| YOUR INSTRUCTIONS |
Check every line of the entries for "MINUTES", and copy the lines that hold it.

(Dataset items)
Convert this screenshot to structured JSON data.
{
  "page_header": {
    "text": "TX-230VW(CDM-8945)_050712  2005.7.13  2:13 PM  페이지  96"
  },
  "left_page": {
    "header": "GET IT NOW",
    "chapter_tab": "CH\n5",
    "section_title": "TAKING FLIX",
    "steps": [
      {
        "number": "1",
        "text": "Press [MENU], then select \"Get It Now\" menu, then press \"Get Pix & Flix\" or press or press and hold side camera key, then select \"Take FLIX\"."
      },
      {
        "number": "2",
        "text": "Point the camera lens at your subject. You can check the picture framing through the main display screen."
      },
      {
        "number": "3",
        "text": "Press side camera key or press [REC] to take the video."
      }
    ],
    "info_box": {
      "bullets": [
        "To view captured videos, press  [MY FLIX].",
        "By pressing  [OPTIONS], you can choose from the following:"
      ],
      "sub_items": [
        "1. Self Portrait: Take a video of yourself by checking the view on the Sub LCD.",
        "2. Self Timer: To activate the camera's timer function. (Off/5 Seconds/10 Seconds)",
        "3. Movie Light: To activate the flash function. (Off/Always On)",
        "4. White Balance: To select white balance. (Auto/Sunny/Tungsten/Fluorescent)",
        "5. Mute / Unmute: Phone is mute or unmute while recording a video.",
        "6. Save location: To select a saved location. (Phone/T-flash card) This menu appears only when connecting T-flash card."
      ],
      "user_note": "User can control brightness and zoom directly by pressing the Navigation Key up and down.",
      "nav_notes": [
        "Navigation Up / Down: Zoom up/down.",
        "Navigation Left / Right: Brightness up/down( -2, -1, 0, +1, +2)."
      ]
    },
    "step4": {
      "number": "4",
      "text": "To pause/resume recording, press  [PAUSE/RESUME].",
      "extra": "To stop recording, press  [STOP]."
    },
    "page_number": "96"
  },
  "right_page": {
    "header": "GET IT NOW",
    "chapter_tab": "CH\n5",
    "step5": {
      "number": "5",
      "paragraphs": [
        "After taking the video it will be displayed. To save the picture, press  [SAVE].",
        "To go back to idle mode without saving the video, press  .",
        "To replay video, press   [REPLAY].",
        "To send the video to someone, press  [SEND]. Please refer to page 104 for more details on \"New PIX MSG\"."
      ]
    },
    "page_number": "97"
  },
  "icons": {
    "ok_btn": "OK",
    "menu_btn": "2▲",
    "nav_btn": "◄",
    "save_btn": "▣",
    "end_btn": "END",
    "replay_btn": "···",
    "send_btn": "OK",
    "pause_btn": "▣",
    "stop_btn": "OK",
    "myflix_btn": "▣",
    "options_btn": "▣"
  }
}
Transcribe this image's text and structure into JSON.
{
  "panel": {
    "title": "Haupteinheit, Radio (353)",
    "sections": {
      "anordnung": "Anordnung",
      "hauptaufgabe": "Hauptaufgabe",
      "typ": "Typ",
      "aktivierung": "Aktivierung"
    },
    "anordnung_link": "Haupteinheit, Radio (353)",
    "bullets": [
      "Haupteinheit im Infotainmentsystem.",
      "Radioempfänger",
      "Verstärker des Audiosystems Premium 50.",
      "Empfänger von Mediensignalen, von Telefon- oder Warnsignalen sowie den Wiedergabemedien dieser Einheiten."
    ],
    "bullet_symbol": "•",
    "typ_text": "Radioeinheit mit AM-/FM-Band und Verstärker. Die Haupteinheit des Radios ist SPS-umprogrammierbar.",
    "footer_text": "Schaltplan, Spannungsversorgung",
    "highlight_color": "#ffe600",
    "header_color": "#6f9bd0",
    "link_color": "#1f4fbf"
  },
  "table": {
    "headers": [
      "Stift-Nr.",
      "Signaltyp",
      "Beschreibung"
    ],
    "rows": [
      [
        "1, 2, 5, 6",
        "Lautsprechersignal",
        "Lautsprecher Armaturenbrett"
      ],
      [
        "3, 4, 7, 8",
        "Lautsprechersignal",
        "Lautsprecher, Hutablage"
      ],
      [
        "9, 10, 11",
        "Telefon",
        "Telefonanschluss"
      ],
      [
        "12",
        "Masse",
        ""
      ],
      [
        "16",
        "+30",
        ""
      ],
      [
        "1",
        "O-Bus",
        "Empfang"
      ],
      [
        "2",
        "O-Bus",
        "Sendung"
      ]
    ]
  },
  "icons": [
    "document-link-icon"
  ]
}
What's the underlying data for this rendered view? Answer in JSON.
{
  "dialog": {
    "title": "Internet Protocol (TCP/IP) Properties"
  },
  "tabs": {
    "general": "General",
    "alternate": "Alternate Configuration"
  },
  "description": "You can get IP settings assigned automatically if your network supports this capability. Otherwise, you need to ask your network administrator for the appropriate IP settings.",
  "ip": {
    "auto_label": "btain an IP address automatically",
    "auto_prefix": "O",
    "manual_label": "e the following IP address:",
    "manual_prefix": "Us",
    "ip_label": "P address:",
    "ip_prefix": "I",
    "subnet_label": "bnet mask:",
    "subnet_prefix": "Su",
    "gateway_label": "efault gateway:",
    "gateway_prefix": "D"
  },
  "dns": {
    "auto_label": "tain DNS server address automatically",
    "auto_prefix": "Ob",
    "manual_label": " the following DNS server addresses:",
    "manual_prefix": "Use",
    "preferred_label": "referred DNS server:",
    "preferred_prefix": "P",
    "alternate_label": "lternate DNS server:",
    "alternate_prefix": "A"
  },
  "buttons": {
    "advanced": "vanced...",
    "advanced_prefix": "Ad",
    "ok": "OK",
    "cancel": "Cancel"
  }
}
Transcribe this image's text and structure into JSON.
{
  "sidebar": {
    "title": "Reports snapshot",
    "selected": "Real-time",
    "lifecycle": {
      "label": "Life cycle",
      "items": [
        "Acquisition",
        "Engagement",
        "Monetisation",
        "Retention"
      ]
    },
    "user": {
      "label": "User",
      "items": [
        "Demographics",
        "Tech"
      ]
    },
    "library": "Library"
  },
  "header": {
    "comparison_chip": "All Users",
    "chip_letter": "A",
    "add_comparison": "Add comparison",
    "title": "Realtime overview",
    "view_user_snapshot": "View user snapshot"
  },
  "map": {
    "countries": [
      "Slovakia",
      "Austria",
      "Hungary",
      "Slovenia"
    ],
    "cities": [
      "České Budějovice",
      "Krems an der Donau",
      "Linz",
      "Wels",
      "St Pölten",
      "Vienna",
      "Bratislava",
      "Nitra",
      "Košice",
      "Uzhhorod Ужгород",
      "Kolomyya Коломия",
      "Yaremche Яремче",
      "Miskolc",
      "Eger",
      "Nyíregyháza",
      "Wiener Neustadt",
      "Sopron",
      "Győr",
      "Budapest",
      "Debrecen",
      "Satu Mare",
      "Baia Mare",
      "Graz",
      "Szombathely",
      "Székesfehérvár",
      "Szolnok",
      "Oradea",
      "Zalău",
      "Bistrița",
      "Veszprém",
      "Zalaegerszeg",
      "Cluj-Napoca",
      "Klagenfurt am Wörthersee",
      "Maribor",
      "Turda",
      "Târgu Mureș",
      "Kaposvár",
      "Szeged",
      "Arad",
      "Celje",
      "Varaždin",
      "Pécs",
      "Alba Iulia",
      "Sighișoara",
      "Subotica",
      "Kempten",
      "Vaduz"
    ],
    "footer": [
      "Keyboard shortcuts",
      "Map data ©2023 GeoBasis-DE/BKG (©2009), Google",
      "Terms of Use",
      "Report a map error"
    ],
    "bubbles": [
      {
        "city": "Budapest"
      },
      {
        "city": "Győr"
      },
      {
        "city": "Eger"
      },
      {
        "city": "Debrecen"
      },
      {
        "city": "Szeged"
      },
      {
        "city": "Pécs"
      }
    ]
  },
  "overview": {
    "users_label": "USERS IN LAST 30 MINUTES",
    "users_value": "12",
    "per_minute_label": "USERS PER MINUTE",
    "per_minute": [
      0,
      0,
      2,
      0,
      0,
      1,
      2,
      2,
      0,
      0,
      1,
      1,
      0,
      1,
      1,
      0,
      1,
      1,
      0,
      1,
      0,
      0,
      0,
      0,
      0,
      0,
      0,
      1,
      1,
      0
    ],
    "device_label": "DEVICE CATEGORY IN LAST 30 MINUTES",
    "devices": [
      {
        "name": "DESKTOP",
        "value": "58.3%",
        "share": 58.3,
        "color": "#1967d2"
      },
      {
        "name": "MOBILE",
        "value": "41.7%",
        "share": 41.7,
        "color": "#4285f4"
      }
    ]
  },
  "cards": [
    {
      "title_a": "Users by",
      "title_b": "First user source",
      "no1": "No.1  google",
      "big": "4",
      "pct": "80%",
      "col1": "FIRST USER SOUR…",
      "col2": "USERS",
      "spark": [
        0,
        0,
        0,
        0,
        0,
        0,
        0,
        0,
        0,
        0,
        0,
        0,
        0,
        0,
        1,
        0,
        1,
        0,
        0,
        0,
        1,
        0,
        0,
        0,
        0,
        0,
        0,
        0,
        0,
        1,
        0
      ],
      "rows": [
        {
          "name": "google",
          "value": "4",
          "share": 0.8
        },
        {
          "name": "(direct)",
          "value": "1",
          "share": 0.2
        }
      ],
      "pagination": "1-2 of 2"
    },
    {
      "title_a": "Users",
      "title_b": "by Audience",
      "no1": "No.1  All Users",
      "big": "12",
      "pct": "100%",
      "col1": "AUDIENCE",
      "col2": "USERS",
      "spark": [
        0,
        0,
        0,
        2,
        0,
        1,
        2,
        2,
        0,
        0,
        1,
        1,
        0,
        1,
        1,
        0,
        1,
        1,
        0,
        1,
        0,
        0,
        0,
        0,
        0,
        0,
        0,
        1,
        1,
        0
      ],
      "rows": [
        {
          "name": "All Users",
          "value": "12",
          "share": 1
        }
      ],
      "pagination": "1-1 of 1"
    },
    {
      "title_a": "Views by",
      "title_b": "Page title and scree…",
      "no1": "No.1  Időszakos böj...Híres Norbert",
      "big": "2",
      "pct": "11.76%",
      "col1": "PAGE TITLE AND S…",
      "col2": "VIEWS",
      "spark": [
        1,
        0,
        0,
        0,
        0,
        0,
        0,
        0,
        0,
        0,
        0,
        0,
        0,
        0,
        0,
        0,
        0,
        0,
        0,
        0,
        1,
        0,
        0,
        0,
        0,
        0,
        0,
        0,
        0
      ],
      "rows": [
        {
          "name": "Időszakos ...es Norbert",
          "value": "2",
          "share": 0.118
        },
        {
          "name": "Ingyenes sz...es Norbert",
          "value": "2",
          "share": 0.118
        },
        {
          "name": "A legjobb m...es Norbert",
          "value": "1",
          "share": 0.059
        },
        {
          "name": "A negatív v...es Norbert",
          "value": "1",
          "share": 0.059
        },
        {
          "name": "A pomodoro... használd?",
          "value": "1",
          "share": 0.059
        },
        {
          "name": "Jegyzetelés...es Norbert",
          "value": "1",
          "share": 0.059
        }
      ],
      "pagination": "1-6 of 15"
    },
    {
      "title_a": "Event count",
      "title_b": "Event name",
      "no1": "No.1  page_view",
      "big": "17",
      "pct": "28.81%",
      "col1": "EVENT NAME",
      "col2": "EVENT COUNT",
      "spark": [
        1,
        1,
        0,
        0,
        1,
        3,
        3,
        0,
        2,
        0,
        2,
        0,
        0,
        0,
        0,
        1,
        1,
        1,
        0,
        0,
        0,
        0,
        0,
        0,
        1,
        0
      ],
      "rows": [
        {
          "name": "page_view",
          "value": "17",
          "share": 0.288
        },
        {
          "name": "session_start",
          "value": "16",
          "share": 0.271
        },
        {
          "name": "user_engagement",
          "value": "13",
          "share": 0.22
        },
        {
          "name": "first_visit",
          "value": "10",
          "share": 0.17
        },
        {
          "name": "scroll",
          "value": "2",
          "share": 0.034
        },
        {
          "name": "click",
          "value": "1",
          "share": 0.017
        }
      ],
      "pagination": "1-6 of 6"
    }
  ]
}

| REPLY TO THE TASK |
    "users_label": "USERS IN LAST 30 MINUTES",
    "device_label": "DEVICE CATEGORY IN LAST 30 MINUTES",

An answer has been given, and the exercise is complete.